STATED EXERCISE:
Can you reproduce every one of the entries below word for word, with the pictures left out?

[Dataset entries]
▬▬▬▬▬▬▬▬▬▬

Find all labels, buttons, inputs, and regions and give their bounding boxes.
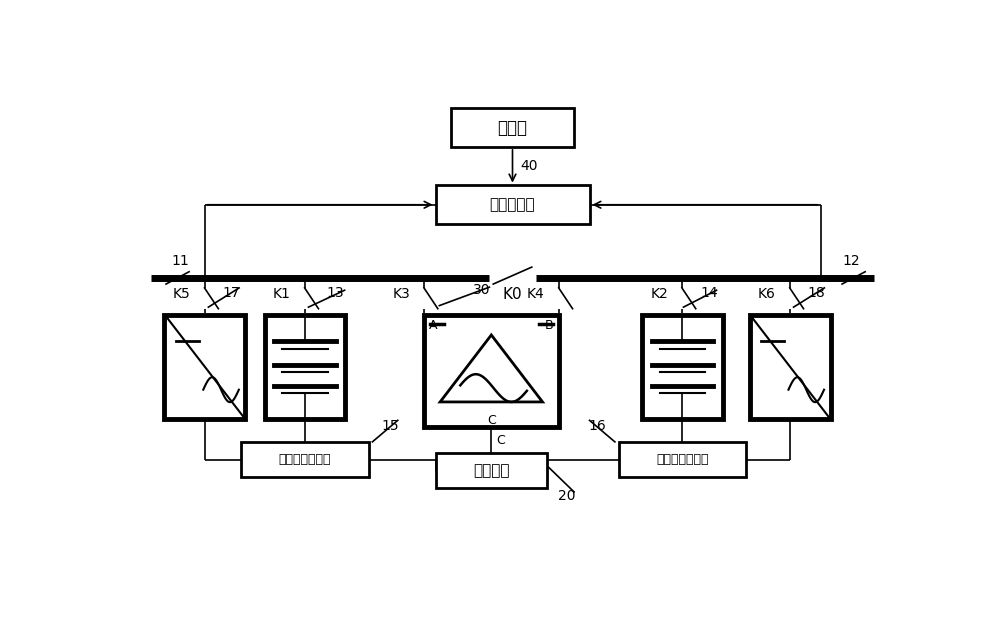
Bar <box>451 108 574 147</box>
Bar <box>265 315 345 419</box>
Text: 系统监控器: 系统监控器 <box>490 197 535 212</box>
Text: K0: K0 <box>503 287 522 303</box>
Text: 交流电网: 交流电网 <box>473 463 510 478</box>
Text: A: A <box>429 319 437 332</box>
Text: 12: 12 <box>842 254 860 268</box>
Bar <box>642 315 723 419</box>
Bar <box>619 442 746 476</box>
Text: 第一电池巡检仪: 第一电池巡检仪 <box>279 453 331 466</box>
Text: 16: 16 <box>588 419 606 433</box>
Text: K3: K3 <box>392 287 410 301</box>
Text: K1: K1 <box>273 287 291 301</box>
Bar <box>424 315 559 426</box>
Text: 40: 40 <box>521 159 538 173</box>
Text: 20: 20 <box>558 489 575 503</box>
Text: 上位机: 上位机 <box>498 119 528 137</box>
Bar <box>241 442 369 476</box>
Text: 13: 13 <box>327 287 344 300</box>
Bar <box>750 315 831 419</box>
Text: K6: K6 <box>758 287 776 301</box>
Text: K4: K4 <box>527 287 545 301</box>
Text: B: B <box>545 319 554 332</box>
Text: 11: 11 <box>171 254 189 268</box>
Text: C: C <box>487 414 496 427</box>
Text: 15: 15 <box>381 419 399 433</box>
Text: 14: 14 <box>700 287 718 300</box>
Text: 第二电池巡检仪: 第二电池巡检仪 <box>656 453 709 466</box>
Text: C: C <box>496 434 505 447</box>
Bar <box>436 453 547 488</box>
Text: 18: 18 <box>808 287 826 300</box>
Bar <box>164 315 245 419</box>
Text: K5: K5 <box>173 287 191 301</box>
Text: K2: K2 <box>650 287 668 301</box>
Text: 17: 17 <box>223 287 240 300</box>
Bar <box>436 185 590 224</box>
Text: 30: 30 <box>473 283 490 297</box>
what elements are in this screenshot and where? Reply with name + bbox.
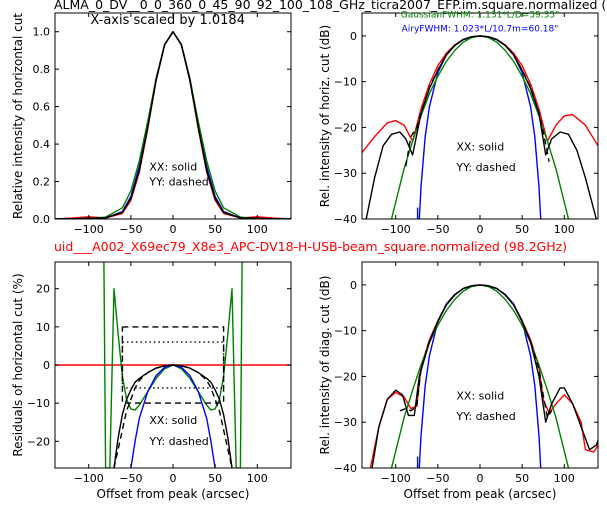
series-line-0 <box>369 284 598 468</box>
x-tick-label: 0 <box>170 223 177 236</box>
x-tick-label: 50 <box>208 223 222 236</box>
series-group <box>362 35 598 219</box>
chart-annotation: YY: dashed <box>455 161 515 174</box>
y-tick-label: 0.0 <box>33 213 51 226</box>
y-tick-label: 0.4 <box>33 138 51 151</box>
figure-title-mid: uid___A002_X69ec79_X8e3_APC-DV18-H-USB-b… <box>54 239 567 254</box>
y-axis-label: Relative intensity of horizontal cut <box>11 13 25 219</box>
x-tick-label: 50 <box>515 472 529 485</box>
chart-annotation: XX: solid <box>149 160 197 173</box>
y-tick-label: −30 <box>334 416 357 429</box>
x-tick-label: 100 <box>247 223 268 236</box>
plots-group: −100 −50 0 50 1000.00.20.40.60.81.0Relative … <box>11 11 599 501</box>
x-tick-label: −100 <box>381 223 411 236</box>
y-tick-label: 10 <box>36 321 50 334</box>
series-line-6 <box>113 364 233 468</box>
y-tick-label: −20 <box>334 121 357 134</box>
chart-annotation: XX: solid <box>149 414 197 427</box>
y-tick-label: 0.6 <box>33 101 51 114</box>
y-tick-label: 0.2 <box>33 176 51 189</box>
series-line-3 <box>365 35 597 219</box>
chart-annotation: YY: dashed <box>455 410 515 423</box>
x-axis-label: Offset from peak (arcsec) <box>404 487 557 501</box>
x-tick-label: 0 <box>477 472 484 485</box>
x-tick-label: −100 <box>74 223 104 236</box>
x-tick-label: 0 <box>170 472 177 485</box>
y-tick-label: −10 <box>27 397 50 410</box>
chart-annotation: XX: solid <box>456 140 504 153</box>
chart-annotation: GaussianFWHM: 1.131*L/D=59.35" <box>401 11 559 21</box>
series-group <box>55 31 291 219</box>
series-line-2 <box>390 284 570 468</box>
y-tick-label: 0.8 <box>33 63 51 76</box>
y-tick-label: 0 <box>350 279 357 292</box>
y-tick-label: −10 <box>334 76 357 89</box>
y-tick-label: −20 <box>334 370 357 383</box>
series-group <box>369 284 598 468</box>
x-tick-label: 100 <box>554 223 575 236</box>
series-line-1 <box>55 31 291 219</box>
series-line-4 <box>405 35 550 167</box>
x-tick-label: −100 <box>381 472 411 485</box>
y-tick-label: −10 <box>334 325 357 338</box>
series-line-4 <box>399 284 553 419</box>
x-tick-label: −50 <box>119 223 142 236</box>
chart-annotation: YY: dashed <box>148 175 208 188</box>
x-tick-label: −50 <box>119 472 142 485</box>
y-tick-label: 20 <box>36 283 50 296</box>
series-line-4 <box>55 31 291 219</box>
series-line-1 <box>418 284 542 468</box>
series-line-1 <box>418 35 542 219</box>
y-tick-label: 1.0 <box>33 26 51 39</box>
y-tick-label: 0 <box>43 359 50 372</box>
series-line-3 <box>113 364 233 468</box>
chart-annotation: X-axis scaled by 1.0184 <box>90 13 245 28</box>
x-tick-label: 50 <box>208 472 222 485</box>
y-tick-label: 0 <box>350 30 357 43</box>
y-axis-label: Rel. intensity of diag. cut (dB) <box>318 276 332 455</box>
axes-frame <box>361 261 599 469</box>
y-tick-label: −20 <box>27 435 50 448</box>
x-axis-label: Offset from peak (arcsec) <box>97 487 250 501</box>
chart-horizontal-cut: −100 −50 0 50 100 0.0 0.2 0.4 0.6 0.8 1.0 Relative … <box>11 12 292 236</box>
x-tick-label: 100 <box>247 472 268 485</box>
series-line-3 <box>371 284 598 468</box>
x-tick-label: 50 <box>515 223 529 236</box>
x-tick-label: −50 <box>426 472 449 485</box>
axes-frame <box>361 12 599 220</box>
y-tick-label: −40 <box>334 213 357 226</box>
y-tick-label: −40 <box>334 462 357 475</box>
y-axis-label: Residuals of horizontal cut (%) <box>11 273 25 456</box>
x-tick-label: −50 <box>426 223 449 236</box>
y-axis-label: Rel. intensity of horiz. cut (dB) <box>318 25 332 207</box>
series-line-2 <box>55 31 291 219</box>
series-line-0 <box>362 35 598 154</box>
figure-title-top: ALMA_0_DV__0_0_360_0_45_90_92_100_108_GH… <box>54 0 606 12</box>
series-line-3 <box>55 31 291 219</box>
series-line-4 <box>121 326 225 404</box>
x-tick-label: 100 <box>554 472 575 485</box>
y-tick-label: −30 <box>334 167 357 180</box>
series-group <box>55 262 291 468</box>
chart-annotation: YY: dashed <box>148 435 208 448</box>
x-tick-label: 0 <box>477 223 484 236</box>
chart-annotation: AiryFWHM: 1.023*L/10.7m=60.18" <box>402 24 559 34</box>
chart-annotation: XX: solid <box>456 389 504 402</box>
series-line-0 <box>55 31 291 219</box>
x-tick-label: −100 <box>74 472 104 485</box>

▬▬▬▬▬▬▬▬▬▬

REPLY:
Find all labels, buttons, inputs, and regions and give their bounding boxes.
Bar <box>451 108 574 147</box>
Bar <box>265 315 345 419</box>
Text: 系统监控器: 系统监控器 <box>490 197 535 212</box>
Text: K0: K0 <box>503 287 522 303</box>
Text: 交流电网: 交流电网 <box>473 463 510 478</box>
Text: A: A <box>429 319 437 332</box>
Text: 12: 12 <box>842 254 860 268</box>
Bar <box>642 315 723 419</box>
Bar <box>619 442 746 476</box>
Text: 第一电池巡检仪: 第一电池巡检仪 <box>279 453 331 466</box>
Text: 16: 16 <box>588 419 606 433</box>
Text: K3: K3 <box>392 287 410 301</box>
Text: K1: K1 <box>273 287 291 301</box>
Bar <box>424 315 559 426</box>
Text: 40: 40 <box>521 159 538 173</box>
Text: 20: 20 <box>558 489 575 503</box>
Text: 上位机: 上位机 <box>498 119 528 137</box>
Bar <box>241 442 369 476</box>
Text: 13: 13 <box>327 287 344 300</box>
Bar <box>750 315 831 419</box>
Text: K6: K6 <box>758 287 776 301</box>
Text: K4: K4 <box>527 287 545 301</box>
Text: B: B <box>545 319 554 332</box>
Text: 11: 11 <box>171 254 189 268</box>
Text: C: C <box>487 414 496 427</box>
Text: 15: 15 <box>381 419 399 433</box>
Text: 14: 14 <box>700 287 718 300</box>
Text: 第二电池巡检仪: 第二电池巡检仪 <box>656 453 709 466</box>
Text: C: C <box>496 434 505 447</box>
Bar <box>436 453 547 488</box>
Text: 18: 18 <box>808 287 826 300</box>
Bar <box>164 315 245 419</box>
Text: K5: K5 <box>173 287 191 301</box>
Text: K2: K2 <box>650 287 668 301</box>
Text: 17: 17 <box>223 287 240 300</box>
Bar <box>436 185 590 224</box>
Text: 30: 30 <box>473 283 490 297</box>
what elements are in this screenshot and where? Reply with name + bbox.
series-line-0 <box>369 284 598 468</box>
x-tick-label: 0 <box>170 223 177 236</box>
x-tick-label: 50 <box>208 223 222 236</box>
series-group <box>362 35 598 219</box>
chart-annotation: YY: dashed <box>455 161 515 174</box>
y-tick-label: 0.0 <box>33 213 51 226</box>
y-tick-label: 0.4 <box>33 138 51 151</box>
figure-title-mid: uid___A002_X69ec79_X8e3_APC-DV18-H-USB-b… <box>54 239 567 254</box>
y-axis-label: Relative intensity of horizontal cut <box>11 13 25 219</box>
x-tick-label: 50 <box>515 472 529 485</box>
chart-annotation: XX: solid <box>149 160 197 173</box>
y-tick-label: −30 <box>334 416 357 429</box>
x-tick-label: 100 <box>247 223 268 236</box>
plots-group: −100 −50 0 50 1000.00.20.40.60.81.0Relative … <box>11 11 599 501</box>
x-tick-label: −100 <box>381 223 411 236</box>
y-tick-label: 10 <box>36 321 50 334</box>
series-line-6 <box>113 364 233 468</box>
y-tick-label: −20 <box>334 121 357 134</box>
chart-annotation: XX: solid <box>149 414 197 427</box>
y-tick-label: 0.6 <box>33 101 51 114</box>
y-tick-label: 0.2 <box>33 176 51 189</box>
series-line-3 <box>365 35 597 219</box>
chart-annotation: YY: dashed <box>455 410 515 423</box>
x-axis-label: Offset from peak (arcsec) <box>404 487 557 501</box>
x-tick-label: 0 <box>477 472 484 485</box>
x-tick-label: −100 <box>74 223 104 236</box>
x-tick-label: 0 <box>170 472 177 485</box>
y-tick-label: −10 <box>27 397 50 410</box>
chart-annotation: XX: solid <box>456 140 504 153</box>
chart-annotation: GaussianFWHM: 1.131*L/D=59.35" <box>401 11 559 21</box>
series-group <box>55 31 291 219</box>
series-line-2 <box>390 284 570 468</box>
y-tick-label: 0.8 <box>33 63 51 76</box>
y-tick-label: 0 <box>350 279 357 292</box>
y-tick-label: −10 <box>334 76 357 89</box>
y-tick-label: −20 <box>334 370 357 383</box>
series-group <box>369 284 598 468</box>
x-tick-label: 100 <box>554 223 575 236</box>
series-line-1 <box>55 31 291 219</box>
series-line-4 <box>405 35 550 167</box>
x-tick-label: −100 <box>381 472 411 485</box>
y-tick-label: −10 <box>334 325 357 338</box>
series-line-4 <box>399 284 553 419</box>
x-tick-label: −50 <box>119 223 142 236</box>
chart-annotation: YY: dashed <box>148 175 208 188</box>
x-tick-label: −50 <box>119 472 142 485</box>
y-tick-label: 20 <box>36 283 50 296</box>
series-line-4 <box>55 31 291 219</box>
series-line-1 <box>418 284 542 468</box>
series-line-1 <box>418 35 542 219</box>
y-tick-label: 1.0 <box>33 26 51 39</box>
y-tick-label: 0 <box>43 359 50 372</box>
series-line-3 <box>113 364 233 468</box>
chart-annotation: X-axis scaled by 1.0184 <box>90 13 245 28</box>
x-tick-label: 50 <box>208 472 222 485</box>
y-tick-label: 0 <box>350 30 357 43</box>
y-axis-label: Rel. intensity of diag. cut (dB) <box>318 276 332 455</box>
axes-frame <box>361 261 599 469</box>
y-tick-label: −20 <box>27 435 50 448</box>
x-axis-label: Offset from peak (arcsec) <box>97 487 250 501</box>
chart-horizontal-cut: −100 −50 0 50 100 0.0 0.2 0.4 0.6 0.8 1.0 Relative … <box>11 12 292 236</box>
x-tick-label: 100 <box>247 472 268 485</box>
series-line-3 <box>371 284 598 468</box>
x-tick-label: 50 <box>515 223 529 236</box>
x-tick-label: −50 <box>426 472 449 485</box>
axes-frame <box>361 12 599 220</box>
y-tick-label: −40 <box>334 213 357 226</box>
y-tick-label: −40 <box>334 462 357 475</box>
y-axis-label: Residuals of horizontal cut (%) <box>11 273 25 456</box>
x-tick-label: −50 <box>426 223 449 236</box>
y-axis-label: Rel. intensity of horiz. cut (dB) <box>318 25 332 207</box>
series-line-2 <box>55 31 291 219</box>
series-line-0 <box>362 35 598 154</box>
figure-title-top: ALMA_0_DV__0_0_360_0_45_90_92_100_108_GH… <box>54 0 606 12</box>
series-line-3 <box>55 31 291 219</box>
series-line-4 <box>121 326 225 404</box>
x-tick-label: 100 <box>554 472 575 485</box>
y-tick-label: −30 <box>334 167 357 180</box>
series-group <box>55 262 291 468</box>
chart-annotation: YY: dashed <box>148 435 208 448</box>
x-tick-label: 0 <box>477 223 484 236</box>
chart-annotation: AiryFWHM: 1.023*L/10.7m=60.18" <box>402 24 559 34</box>
chart-annotation: XX: solid <box>456 389 504 402</box>
series-line-0 <box>55 31 291 219</box>
x-tick-label: −100 <box>74 472 104 485</box>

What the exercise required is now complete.